Exercise goal:
Skip any picture you find and retype all the remaining lines exactly.

========

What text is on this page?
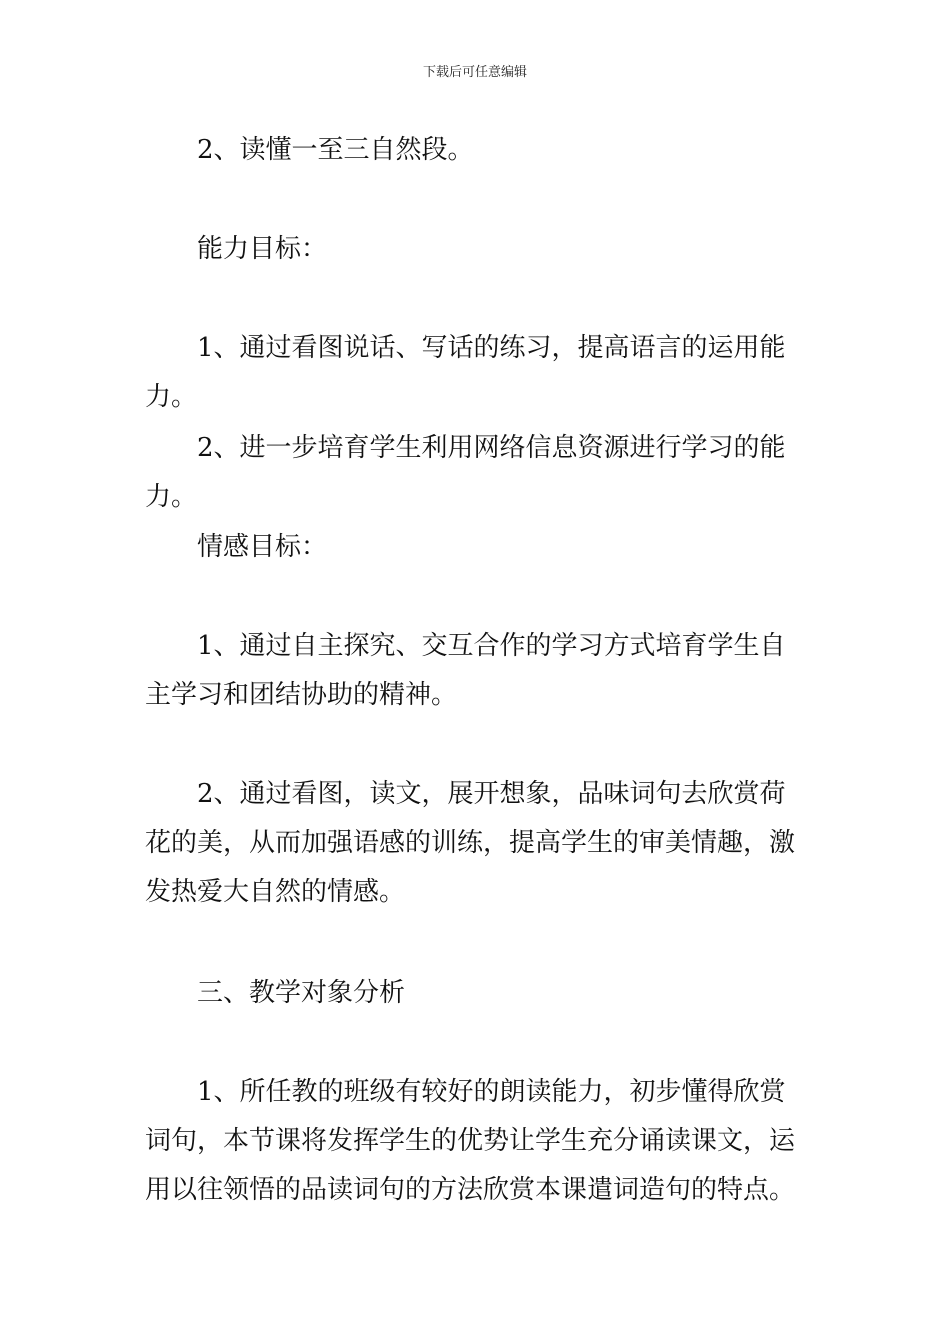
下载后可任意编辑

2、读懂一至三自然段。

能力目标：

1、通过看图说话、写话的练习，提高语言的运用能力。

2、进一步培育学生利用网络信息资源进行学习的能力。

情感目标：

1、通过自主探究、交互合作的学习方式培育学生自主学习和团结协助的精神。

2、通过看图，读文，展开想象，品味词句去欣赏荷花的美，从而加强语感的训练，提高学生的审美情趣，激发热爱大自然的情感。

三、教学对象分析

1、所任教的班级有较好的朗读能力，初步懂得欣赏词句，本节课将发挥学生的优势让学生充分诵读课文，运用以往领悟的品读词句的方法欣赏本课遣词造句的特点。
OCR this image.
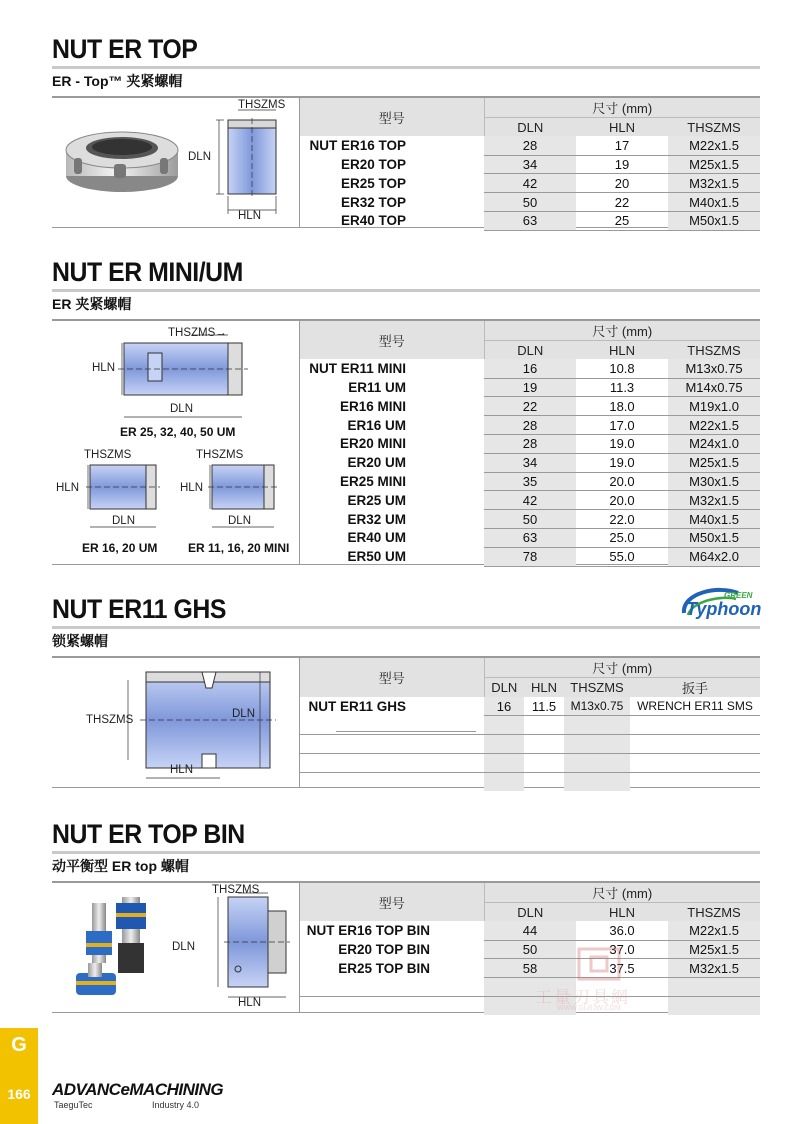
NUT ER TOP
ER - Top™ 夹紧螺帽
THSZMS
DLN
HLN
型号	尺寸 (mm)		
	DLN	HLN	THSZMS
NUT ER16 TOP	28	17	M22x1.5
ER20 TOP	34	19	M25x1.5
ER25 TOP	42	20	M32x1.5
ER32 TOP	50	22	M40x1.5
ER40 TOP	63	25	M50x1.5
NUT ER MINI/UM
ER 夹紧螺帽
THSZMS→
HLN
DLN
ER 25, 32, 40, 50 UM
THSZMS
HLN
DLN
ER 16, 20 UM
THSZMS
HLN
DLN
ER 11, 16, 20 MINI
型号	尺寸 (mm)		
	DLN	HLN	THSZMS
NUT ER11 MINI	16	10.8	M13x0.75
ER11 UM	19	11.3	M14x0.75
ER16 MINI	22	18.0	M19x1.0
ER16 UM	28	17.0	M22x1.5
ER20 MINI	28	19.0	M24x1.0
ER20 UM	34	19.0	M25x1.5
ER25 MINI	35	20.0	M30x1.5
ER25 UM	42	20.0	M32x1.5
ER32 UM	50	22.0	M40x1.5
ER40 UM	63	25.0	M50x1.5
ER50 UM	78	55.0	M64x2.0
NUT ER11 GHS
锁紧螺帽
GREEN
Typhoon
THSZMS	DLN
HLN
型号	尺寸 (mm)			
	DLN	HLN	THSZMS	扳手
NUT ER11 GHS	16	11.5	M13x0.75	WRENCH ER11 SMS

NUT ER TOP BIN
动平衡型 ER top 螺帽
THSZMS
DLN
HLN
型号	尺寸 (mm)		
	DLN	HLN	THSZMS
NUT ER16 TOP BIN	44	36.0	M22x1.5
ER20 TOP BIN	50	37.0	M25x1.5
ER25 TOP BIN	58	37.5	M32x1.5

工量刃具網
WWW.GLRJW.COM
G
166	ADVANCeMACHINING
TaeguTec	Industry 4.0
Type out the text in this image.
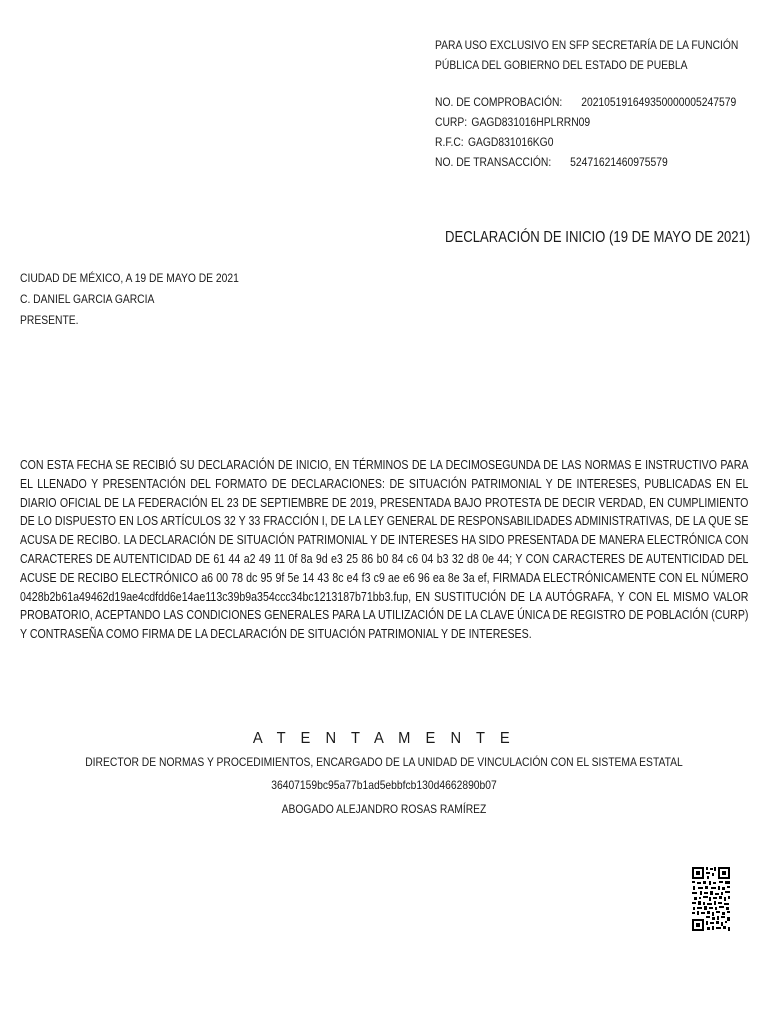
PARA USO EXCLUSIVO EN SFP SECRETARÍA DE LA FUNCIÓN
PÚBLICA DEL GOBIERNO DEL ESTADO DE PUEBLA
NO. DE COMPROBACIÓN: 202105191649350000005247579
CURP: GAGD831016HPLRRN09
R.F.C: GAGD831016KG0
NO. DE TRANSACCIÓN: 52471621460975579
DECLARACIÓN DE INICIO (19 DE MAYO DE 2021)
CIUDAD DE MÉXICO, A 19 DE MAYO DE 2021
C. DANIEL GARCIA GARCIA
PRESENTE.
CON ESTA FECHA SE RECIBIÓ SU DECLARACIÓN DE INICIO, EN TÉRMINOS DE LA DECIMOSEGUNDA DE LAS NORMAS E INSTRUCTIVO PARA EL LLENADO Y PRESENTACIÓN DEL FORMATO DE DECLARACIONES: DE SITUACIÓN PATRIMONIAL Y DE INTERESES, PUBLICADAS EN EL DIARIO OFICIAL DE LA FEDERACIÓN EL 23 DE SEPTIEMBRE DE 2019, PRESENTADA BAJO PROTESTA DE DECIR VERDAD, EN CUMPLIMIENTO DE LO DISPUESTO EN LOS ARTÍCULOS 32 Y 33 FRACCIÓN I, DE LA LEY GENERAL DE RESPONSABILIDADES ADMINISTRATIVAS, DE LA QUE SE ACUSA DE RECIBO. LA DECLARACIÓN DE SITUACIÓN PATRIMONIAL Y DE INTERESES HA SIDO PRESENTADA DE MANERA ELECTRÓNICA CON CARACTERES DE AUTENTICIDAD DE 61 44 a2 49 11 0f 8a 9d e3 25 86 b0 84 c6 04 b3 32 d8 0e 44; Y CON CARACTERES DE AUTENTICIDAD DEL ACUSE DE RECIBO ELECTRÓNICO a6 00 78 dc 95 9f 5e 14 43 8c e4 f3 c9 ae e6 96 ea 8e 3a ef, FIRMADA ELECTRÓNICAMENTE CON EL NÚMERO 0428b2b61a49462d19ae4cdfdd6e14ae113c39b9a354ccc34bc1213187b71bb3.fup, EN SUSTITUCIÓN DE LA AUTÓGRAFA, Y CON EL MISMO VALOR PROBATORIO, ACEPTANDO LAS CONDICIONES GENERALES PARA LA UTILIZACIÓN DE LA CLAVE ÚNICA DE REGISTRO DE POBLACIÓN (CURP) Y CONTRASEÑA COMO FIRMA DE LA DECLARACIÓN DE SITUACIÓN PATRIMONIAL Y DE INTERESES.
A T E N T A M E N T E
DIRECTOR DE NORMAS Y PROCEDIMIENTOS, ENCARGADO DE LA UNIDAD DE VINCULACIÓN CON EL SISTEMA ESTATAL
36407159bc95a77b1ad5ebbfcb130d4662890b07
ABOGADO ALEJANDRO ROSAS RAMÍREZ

========

Solution for this exercise:
What text is on this page?
下载后可任意编辑

2、读懂一至三自然段。

能力目标：

1、通过看图说话、写话的练习，提高语言的运用能力。

2、进一步培育学生利用网络信息资源进行学习的能力。

情感目标：

1、通过自主探究、交互合作的学习方式培育学生自主学习和团结协助的精神。

2、通过看图，读文，展开想象，品味词句去欣赏荷花的美，从而加强语感的训练，提高学生的审美情趣，激发热爱大自然的情感。

三、教学对象分析

1、所任教的班级有较好的朗读能力，初步懂得欣赏词句，本节课将发挥学生的优势让学生充分诵读课文，运用以往领悟的品读词句的方法欣赏本课遣词造句的特点。
OCR this image.
NUT ER TOP
ER - Top™ 夹紧螺帽
THSZMS
DLN
HLN
型号	尺寸 (mm)		
	DLN	HLN	THSZMS
NUT ER16 TOP	28	17	M22x1.5
ER20 TOP	34	19	M25x1.5
ER25 TOP	42	20	M32x1.5
ER32 TOP	50	22	M40x1.5
ER40 TOP	63	25	M50x1.5
NUT ER MINI/UM
ER 夹紧螺帽
THSZMS→
HLN
DLN
ER 25, 32, 40, 50 UM
THSZMS
HLN
DLN
ER 16, 20 UM
THSZMS
HLN
DLN
ER 11, 16, 20 MINI
型号	尺寸 (mm)		
	DLN	HLN	THSZMS
NUT ER11 MINI	16	10.8	M13x0.75
ER11 UM	19	11.3	M14x0.75
ER16 MINI	22	18.0	M19x1.0
ER16 UM	28	17.0	M22x1.5
ER20 MINI	28	19.0	M24x1.0
ER20 UM	34	19.0	M25x1.5
ER25 MINI	35	20.0	M30x1.5
ER25 UM	42	20.0	M32x1.5
ER32 UM	50	22.0	M40x1.5
ER40 UM	63	25.0	M50x1.5
ER50 UM	78	55.0	M64x2.0
NUT ER11 GHS
锁紧螺帽
GREEN
Typhoon
THSZMS	DLN
HLN
型号	尺寸 (mm)			
	DLN	HLN	THSZMS	扳手
NUT ER11 GHS	16	11.5	M13x0.75	WRENCH ER11 SMS

NUT ER TOP BIN
动平衡型 ER top 螺帽
THSZMS
DLN
HLN
型号	尺寸 (mm)		
	DLN	HLN	THSZMS
NUT ER16 TOP BIN	44	36.0	M22x1.5
ER20 TOP BIN	50	37.0	M25x1.5
ER25 TOP BIN	58	37.5	M32x1.5

工量刃具網
WWW.GLRJW.COM
G
166	ADVANCeMACHINING
TaeguTec	Industry 4.0
Type out the text in this image.
PARA USO EXCLUSIVO EN SFP SECRETARÍA DE LA FUNCIÓN
PÚBLICA DEL GOBIERNO DEL ESTADO DE PUEBLA
NO. DE COMPROBACIÓN: 202105191649350000005247579
CURP: GAGD831016HPLRRN09
R.F.C: GAGD831016KG0
NO. DE TRANSACCIÓN: 52471621460975579
DECLARACIÓN DE INICIO (19 DE MAYO DE 2021)
CIUDAD DE MÉXICO, A 19 DE MAYO DE 2021
C. DANIEL GARCIA GARCIA
PRESENTE.
CON ESTA FECHA SE RECIBIÓ SU DECLARACIÓN DE INICIO, EN TÉRMINOS DE LA DECIMOSEGUNDA DE LAS NORMAS E INSTRUCTIVO PARA EL LLENADO Y PRESENTACIÓN DEL FORMATO DE DECLARACIONES: DE SITUACIÓN PATRIMONIAL Y DE INTERESES, PUBLICADAS EN EL DIARIO OFICIAL DE LA FEDERACIÓN EL 23 DE SEPTIEMBRE DE 2019, PRESENTADA BAJO PROTESTA DE DECIR VERDAD, EN CUMPLIMIENTO DE LO DISPUESTO EN LOS ARTÍCULOS 32 Y 33 FRACCIÓN I, DE LA LEY GENERAL DE RESPONSABILIDADES ADMINISTRATIVAS, DE LA QUE SE ACUSA DE RECIBO. LA DECLARACIÓN DE SITUACIÓN PATRIMONIAL Y DE INTERESES HA SIDO PRESENTADA DE MANERA ELECTRÓNICA CON CARACTERES DE AUTENTICIDAD DE 61 44 a2 49 11 0f 8a 9d e3 25 86 b0 84 c6 04 b3 32 d8 0e 44; Y CON CARACTERES DE AUTENTICIDAD DEL ACUSE DE RECIBO ELECTRÓNICO a6 00 78 dc 95 9f 5e 14 43 8c e4 f3 c9 ae e6 96 ea 8e 3a ef, FIRMADA ELECTRÓNICAMENTE CON EL NÚMERO 0428b2b61a49462d19ae4cdfdd6e14ae113c39b9a354ccc34bc1213187b71bb3.fup, EN SUSTITUCIÓN DE LA AUTÓGRAFA, Y CON EL MISMO VALOR PROBATORIO, ACEPTANDO LAS CONDICIONES GENERALES PARA LA UTILIZACIÓN DE LA CLAVE ÚNICA DE REGISTRO DE POBLACIÓN (CURP) Y CONTRASEÑA COMO FIRMA DE LA DECLARACIÓN DE SITUACIÓN PATRIMONIAL Y DE INTERESES.
A T E N T A M E N T E
DIRECTOR DE NORMAS Y PROCEDIMIENTOS, ENCARGADO DE LA UNIDAD DE VINCULACIÓN CON EL SISTEMA ESTATAL
36407159bc95a77b1ad5ebbfcb130d4662890b07
ABOGADO ALEJANDRO ROSAS RAMÍREZ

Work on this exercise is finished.